#### [GIVEN INSTRUCTION]
Count the lines in the records below that contain the word "name", and give only that number.

#### [TASK MATERIAL]
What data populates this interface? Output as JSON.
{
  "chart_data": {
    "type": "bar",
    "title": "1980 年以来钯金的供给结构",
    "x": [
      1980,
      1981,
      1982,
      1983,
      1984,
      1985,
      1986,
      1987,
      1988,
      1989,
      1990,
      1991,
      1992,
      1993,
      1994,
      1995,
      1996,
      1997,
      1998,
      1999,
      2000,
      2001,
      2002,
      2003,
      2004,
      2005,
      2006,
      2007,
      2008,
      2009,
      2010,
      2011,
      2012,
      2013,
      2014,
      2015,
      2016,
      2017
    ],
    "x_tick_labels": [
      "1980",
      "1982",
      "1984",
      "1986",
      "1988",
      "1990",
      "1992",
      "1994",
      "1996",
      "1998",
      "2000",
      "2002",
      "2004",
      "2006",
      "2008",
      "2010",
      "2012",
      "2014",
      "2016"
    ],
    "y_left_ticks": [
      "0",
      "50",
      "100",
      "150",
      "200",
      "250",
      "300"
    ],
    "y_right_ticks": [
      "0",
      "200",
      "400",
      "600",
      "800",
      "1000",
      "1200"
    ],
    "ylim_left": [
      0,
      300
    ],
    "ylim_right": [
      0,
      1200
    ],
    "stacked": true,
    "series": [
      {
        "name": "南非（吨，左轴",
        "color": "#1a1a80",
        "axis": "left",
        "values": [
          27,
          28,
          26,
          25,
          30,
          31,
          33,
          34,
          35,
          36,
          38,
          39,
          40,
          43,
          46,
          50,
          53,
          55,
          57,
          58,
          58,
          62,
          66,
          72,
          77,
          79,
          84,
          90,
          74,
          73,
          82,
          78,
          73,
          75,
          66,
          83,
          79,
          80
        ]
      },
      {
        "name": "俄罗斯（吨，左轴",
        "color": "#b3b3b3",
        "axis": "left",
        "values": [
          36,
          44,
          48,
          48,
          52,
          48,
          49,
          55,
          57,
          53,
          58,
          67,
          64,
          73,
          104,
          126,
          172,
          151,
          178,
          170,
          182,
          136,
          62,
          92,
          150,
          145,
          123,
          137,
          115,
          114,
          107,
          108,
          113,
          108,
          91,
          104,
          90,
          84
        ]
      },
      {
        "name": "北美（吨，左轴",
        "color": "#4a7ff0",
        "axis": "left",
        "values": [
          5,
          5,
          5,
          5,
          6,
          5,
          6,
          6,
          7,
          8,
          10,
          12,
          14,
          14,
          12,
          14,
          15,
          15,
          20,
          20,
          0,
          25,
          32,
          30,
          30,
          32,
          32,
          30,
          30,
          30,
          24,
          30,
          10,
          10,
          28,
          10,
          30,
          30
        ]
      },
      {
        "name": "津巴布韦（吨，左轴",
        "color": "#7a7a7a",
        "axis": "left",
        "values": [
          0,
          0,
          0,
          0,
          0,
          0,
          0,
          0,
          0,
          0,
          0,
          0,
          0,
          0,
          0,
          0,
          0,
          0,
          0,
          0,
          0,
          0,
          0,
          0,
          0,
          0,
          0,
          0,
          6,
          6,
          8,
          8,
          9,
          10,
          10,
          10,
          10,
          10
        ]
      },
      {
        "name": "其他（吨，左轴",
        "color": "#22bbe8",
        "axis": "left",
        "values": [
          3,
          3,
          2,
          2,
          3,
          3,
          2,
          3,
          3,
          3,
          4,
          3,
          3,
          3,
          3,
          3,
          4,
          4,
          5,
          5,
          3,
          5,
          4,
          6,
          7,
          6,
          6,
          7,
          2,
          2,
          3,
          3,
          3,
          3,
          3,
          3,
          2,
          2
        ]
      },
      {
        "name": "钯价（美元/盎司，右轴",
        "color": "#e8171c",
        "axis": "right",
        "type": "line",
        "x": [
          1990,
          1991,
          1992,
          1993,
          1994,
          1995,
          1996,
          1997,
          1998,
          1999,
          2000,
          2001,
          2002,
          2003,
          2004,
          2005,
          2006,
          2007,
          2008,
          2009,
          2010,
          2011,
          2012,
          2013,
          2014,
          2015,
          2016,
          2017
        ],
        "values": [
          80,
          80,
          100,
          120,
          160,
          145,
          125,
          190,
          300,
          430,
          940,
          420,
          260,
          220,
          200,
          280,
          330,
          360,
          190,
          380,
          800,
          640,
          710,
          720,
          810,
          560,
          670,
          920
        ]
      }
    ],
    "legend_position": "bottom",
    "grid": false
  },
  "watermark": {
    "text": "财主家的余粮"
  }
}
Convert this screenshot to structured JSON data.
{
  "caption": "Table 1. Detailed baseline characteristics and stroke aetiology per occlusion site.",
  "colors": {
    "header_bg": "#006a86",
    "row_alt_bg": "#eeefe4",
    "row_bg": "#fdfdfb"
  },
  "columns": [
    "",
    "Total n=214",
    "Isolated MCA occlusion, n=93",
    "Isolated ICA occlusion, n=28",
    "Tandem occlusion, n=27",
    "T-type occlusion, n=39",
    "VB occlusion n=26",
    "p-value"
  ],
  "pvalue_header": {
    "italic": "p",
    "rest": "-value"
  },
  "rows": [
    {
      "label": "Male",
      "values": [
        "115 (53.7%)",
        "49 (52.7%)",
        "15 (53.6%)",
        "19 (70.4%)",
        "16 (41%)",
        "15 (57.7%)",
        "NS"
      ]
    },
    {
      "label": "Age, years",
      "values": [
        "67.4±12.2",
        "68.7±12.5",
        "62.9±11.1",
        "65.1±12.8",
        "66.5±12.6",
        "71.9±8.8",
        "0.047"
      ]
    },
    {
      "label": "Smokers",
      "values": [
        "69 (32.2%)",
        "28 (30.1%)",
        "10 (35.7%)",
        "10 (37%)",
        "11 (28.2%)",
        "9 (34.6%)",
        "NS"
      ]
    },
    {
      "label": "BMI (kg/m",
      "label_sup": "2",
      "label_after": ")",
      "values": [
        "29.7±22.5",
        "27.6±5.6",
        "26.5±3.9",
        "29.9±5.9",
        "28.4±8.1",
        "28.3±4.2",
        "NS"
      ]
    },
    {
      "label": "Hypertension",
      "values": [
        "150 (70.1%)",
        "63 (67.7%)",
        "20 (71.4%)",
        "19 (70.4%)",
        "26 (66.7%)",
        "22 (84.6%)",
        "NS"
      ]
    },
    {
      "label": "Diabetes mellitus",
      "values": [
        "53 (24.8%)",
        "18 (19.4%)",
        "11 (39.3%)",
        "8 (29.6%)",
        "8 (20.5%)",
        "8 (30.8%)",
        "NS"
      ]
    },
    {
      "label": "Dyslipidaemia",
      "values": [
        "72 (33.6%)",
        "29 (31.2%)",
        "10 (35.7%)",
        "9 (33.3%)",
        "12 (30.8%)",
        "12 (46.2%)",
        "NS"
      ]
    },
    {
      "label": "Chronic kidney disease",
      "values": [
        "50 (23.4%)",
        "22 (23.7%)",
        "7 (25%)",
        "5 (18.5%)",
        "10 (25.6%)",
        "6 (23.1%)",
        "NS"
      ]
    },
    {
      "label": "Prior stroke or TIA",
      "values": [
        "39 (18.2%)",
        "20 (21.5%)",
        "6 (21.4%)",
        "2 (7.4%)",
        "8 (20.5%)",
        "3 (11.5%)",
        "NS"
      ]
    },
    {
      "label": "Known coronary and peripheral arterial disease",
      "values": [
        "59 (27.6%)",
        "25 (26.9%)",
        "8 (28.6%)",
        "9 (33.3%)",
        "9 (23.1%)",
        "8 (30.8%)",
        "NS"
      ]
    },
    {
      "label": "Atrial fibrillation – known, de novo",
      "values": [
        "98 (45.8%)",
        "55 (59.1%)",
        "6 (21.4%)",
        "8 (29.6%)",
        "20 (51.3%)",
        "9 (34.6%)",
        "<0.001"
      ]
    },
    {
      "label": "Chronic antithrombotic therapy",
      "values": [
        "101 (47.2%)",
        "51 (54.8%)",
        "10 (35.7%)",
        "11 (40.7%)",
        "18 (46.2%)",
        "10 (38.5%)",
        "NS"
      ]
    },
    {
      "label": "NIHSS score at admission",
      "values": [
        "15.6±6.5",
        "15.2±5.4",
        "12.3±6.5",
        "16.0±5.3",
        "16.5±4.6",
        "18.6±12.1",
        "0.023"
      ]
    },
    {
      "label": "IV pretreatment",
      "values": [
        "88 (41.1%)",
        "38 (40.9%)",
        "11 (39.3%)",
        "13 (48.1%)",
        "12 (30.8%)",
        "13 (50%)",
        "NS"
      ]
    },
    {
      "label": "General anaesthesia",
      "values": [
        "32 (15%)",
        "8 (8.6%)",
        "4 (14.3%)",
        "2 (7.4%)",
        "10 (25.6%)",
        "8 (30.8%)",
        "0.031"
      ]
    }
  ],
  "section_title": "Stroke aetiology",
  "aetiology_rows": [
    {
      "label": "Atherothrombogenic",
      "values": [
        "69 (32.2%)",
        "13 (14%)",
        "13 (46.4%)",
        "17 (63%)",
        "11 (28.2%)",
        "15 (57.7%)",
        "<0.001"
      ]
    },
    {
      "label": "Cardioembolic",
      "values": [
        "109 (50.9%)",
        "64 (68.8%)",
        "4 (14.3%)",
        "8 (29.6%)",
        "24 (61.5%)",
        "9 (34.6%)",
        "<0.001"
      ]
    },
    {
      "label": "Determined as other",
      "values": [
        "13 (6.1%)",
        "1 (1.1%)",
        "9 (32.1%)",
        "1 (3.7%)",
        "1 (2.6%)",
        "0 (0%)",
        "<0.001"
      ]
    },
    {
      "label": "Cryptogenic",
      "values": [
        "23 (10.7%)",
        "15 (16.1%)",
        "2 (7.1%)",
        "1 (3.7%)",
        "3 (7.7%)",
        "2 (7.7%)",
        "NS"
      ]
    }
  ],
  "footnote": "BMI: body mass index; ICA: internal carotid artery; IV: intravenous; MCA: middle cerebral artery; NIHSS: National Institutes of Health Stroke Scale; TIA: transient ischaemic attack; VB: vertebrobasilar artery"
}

#### [RESULT OF THE TASK]
6